__EXERCISE PROMPT__. Wherever the word "Inviter" shows up in a line, please copy that line.

__MATERIAL PROVIDED__.
────────

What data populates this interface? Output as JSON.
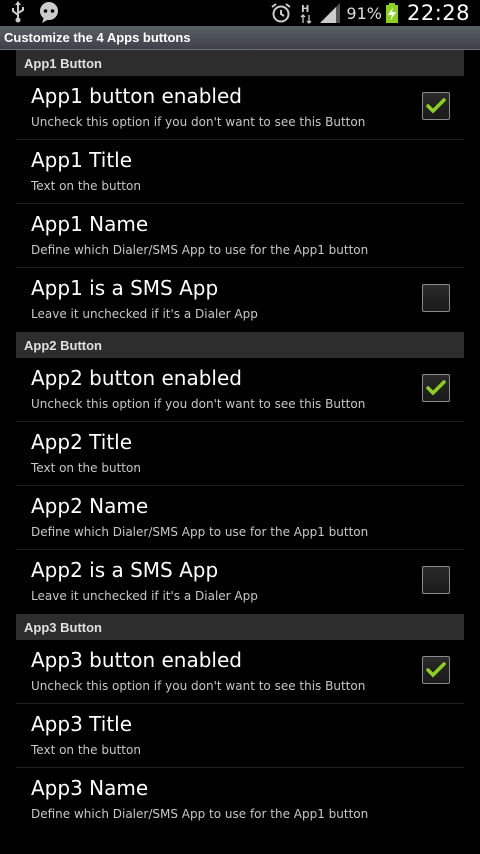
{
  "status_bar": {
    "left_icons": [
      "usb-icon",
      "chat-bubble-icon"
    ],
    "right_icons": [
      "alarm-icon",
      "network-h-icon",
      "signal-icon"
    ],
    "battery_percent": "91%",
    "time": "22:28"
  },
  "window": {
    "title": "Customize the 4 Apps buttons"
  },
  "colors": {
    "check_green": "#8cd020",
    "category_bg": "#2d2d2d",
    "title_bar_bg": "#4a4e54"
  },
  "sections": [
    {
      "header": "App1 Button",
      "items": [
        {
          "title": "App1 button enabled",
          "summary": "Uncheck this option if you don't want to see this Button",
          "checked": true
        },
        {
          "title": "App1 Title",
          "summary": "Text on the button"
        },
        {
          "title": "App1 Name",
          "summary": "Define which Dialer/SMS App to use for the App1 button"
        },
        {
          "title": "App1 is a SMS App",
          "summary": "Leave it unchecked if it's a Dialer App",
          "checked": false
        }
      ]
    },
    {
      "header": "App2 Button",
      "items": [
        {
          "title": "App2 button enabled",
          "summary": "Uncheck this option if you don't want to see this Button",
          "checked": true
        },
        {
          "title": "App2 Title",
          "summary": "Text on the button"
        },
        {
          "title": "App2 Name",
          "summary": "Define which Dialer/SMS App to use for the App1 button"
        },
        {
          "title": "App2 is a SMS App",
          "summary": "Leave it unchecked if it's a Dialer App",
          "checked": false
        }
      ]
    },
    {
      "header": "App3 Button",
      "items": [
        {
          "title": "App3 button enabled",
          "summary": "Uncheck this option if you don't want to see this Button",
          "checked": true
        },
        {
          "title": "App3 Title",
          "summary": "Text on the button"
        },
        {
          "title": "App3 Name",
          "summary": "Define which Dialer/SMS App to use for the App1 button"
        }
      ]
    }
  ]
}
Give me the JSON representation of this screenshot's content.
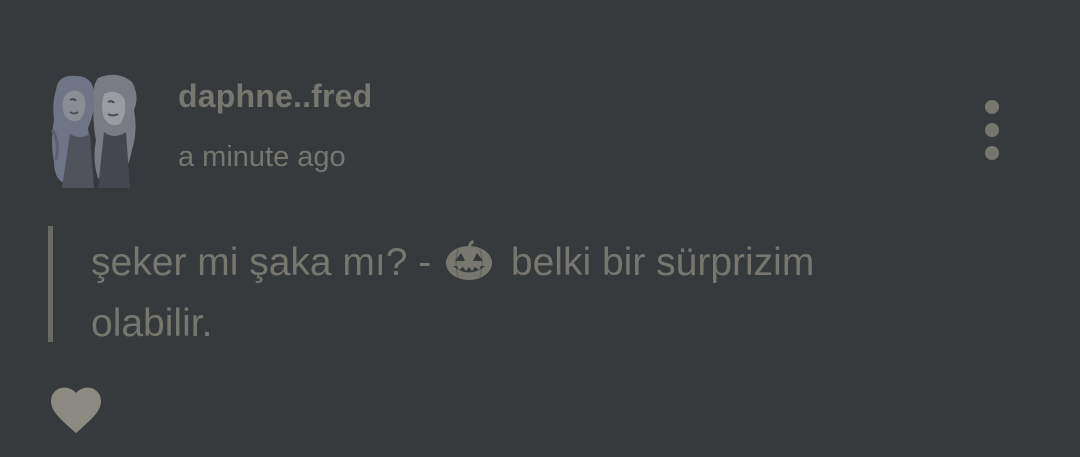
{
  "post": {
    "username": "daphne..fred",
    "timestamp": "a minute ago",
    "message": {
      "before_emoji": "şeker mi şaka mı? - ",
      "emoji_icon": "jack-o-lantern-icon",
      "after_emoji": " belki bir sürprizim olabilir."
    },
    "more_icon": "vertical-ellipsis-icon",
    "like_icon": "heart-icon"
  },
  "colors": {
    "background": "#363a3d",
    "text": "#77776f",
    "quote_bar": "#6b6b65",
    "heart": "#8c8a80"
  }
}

────────

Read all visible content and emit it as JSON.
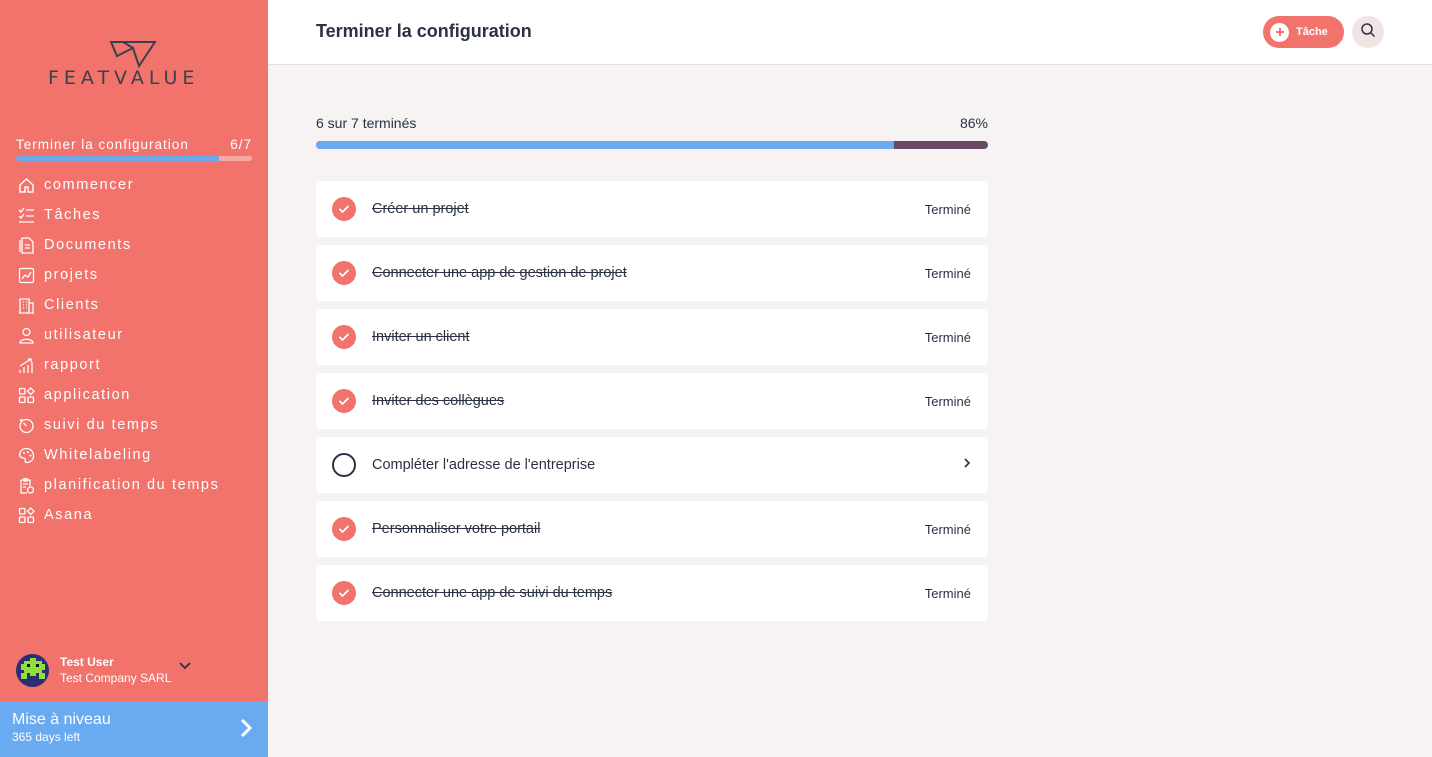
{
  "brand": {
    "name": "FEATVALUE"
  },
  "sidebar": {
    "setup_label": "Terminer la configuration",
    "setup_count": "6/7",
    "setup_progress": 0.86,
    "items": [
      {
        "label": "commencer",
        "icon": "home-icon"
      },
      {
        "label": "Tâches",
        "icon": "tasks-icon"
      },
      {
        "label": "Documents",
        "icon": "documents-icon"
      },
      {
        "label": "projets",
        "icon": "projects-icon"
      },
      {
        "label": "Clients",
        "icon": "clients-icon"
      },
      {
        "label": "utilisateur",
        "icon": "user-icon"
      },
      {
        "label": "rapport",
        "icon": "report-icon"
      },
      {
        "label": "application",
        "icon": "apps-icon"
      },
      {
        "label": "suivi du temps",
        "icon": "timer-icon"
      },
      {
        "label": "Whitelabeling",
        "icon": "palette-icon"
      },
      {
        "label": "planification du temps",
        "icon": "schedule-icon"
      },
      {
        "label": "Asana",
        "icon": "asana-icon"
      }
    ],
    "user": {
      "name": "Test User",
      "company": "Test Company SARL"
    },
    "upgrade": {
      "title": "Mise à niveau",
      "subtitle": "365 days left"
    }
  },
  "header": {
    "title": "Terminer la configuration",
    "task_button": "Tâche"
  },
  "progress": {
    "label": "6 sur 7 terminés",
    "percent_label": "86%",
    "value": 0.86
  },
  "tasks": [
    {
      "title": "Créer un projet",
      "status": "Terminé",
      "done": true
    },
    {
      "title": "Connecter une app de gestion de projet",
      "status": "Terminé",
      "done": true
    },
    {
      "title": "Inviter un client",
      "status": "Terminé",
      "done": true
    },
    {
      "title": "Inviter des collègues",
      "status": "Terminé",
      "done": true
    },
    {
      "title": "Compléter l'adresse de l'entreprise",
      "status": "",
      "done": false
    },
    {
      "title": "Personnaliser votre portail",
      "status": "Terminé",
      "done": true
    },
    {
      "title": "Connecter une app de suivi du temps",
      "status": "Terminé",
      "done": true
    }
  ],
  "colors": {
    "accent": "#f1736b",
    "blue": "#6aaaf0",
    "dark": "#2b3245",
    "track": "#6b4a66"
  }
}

────────

__ANSWER TO THIS EXERCISE__.
      "title": "Inviter un client",
      "title": "Inviter des collègues",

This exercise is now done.